### Work to be completed
From the listing below, tally the lines that include "Returns". Return only the total.

──────── Raw records ────────

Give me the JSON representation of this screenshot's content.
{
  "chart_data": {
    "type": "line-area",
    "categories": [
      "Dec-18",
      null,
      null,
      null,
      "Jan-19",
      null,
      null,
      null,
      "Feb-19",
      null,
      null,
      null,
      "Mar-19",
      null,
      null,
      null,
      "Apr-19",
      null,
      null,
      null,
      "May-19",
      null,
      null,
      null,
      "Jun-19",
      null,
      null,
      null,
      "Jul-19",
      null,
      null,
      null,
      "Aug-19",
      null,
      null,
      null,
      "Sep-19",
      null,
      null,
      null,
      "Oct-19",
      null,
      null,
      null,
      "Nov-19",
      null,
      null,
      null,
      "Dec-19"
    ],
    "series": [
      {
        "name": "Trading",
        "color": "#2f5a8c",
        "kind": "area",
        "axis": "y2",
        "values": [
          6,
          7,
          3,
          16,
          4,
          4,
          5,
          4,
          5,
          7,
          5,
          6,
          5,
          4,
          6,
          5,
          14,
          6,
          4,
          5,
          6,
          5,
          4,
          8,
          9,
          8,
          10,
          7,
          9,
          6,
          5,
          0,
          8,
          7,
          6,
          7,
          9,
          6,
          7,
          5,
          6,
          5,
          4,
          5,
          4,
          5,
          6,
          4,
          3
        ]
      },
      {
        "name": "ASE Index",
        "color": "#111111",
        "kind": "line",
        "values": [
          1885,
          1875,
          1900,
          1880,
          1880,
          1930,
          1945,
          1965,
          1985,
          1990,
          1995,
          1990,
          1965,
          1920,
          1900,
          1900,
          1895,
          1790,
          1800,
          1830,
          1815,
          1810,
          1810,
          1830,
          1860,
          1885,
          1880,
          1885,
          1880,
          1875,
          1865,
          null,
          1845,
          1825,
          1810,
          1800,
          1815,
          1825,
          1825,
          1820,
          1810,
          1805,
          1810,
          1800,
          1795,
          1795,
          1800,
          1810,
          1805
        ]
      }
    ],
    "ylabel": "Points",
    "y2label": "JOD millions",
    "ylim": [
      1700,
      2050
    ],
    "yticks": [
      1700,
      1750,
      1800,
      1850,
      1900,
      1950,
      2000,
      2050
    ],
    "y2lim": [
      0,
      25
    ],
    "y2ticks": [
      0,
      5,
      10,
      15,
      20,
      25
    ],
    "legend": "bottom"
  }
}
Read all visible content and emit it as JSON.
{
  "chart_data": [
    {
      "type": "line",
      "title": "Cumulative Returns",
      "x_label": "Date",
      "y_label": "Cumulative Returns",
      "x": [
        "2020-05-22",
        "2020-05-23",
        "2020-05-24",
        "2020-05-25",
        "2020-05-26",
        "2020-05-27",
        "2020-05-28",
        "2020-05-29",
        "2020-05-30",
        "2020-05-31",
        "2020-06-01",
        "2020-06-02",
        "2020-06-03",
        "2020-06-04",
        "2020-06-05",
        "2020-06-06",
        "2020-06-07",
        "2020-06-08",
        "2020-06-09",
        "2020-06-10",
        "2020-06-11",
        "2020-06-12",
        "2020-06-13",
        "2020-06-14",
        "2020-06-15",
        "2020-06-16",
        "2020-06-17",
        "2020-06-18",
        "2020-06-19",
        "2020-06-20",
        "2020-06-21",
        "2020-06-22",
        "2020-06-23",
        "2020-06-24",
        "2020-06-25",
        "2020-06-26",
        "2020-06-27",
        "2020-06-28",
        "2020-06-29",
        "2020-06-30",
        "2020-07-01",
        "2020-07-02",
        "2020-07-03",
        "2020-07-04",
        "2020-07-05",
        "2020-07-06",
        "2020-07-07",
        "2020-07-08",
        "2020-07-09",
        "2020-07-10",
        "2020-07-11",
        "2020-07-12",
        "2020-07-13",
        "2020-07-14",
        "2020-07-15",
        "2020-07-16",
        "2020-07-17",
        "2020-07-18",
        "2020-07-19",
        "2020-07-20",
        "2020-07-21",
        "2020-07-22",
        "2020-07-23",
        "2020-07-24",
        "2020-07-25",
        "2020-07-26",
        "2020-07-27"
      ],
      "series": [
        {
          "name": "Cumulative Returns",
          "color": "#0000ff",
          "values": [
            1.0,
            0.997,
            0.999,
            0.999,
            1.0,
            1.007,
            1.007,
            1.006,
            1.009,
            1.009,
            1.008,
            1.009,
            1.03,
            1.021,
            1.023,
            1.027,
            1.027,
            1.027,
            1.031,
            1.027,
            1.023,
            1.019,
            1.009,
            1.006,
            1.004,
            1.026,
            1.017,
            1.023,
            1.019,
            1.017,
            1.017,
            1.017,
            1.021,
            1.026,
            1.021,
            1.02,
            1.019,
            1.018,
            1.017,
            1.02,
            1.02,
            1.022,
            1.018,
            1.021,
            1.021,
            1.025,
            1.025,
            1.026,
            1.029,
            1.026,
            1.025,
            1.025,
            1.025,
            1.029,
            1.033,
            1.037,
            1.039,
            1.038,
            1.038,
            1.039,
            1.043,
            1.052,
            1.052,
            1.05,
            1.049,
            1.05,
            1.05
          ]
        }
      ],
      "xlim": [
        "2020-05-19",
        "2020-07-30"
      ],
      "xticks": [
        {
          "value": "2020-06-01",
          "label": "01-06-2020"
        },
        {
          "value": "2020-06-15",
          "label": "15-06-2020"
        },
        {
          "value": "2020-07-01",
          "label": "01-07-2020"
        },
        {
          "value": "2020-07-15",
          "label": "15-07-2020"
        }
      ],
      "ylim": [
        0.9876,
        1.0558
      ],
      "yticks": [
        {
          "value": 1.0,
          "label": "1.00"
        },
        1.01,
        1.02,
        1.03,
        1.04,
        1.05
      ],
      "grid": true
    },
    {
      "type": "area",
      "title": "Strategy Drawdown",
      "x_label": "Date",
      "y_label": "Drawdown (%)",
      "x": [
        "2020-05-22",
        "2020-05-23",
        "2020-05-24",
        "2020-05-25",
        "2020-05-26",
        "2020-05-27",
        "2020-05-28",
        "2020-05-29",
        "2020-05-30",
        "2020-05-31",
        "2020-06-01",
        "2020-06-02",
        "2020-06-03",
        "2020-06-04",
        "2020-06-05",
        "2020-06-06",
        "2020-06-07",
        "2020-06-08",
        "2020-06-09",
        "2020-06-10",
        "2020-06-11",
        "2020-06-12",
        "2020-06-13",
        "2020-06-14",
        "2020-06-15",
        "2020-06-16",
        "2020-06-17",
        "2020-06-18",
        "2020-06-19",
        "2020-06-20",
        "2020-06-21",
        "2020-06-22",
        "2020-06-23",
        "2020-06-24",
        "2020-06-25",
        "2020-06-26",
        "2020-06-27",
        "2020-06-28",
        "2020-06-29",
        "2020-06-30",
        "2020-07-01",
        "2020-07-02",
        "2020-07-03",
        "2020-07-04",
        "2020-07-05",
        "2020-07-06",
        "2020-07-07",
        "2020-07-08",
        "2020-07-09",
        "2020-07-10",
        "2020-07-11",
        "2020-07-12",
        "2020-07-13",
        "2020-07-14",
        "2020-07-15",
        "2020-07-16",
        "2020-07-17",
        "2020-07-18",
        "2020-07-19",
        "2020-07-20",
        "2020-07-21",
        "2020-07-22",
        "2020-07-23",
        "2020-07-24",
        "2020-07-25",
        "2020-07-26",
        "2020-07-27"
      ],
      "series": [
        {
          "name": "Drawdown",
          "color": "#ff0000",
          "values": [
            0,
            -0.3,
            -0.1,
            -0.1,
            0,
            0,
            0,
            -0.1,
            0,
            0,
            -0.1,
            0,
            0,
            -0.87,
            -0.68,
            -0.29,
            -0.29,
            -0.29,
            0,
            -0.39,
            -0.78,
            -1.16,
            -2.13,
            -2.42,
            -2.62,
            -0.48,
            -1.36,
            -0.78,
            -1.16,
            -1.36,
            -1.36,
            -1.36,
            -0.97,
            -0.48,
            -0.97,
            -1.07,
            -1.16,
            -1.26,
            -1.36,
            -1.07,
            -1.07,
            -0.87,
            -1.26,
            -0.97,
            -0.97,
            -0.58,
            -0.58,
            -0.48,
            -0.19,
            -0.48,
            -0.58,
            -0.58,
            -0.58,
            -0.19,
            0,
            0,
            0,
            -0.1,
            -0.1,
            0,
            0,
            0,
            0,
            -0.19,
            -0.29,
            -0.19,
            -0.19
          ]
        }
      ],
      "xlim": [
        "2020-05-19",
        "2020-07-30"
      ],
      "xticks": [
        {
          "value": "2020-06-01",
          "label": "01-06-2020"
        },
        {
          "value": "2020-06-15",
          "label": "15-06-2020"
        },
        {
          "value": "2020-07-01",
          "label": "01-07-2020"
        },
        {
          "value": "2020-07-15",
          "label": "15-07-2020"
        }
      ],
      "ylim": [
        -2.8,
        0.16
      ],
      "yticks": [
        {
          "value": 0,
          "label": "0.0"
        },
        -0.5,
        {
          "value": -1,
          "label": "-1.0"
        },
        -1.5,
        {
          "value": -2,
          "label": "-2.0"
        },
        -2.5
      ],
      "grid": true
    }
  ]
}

────────

### Completed exercise
3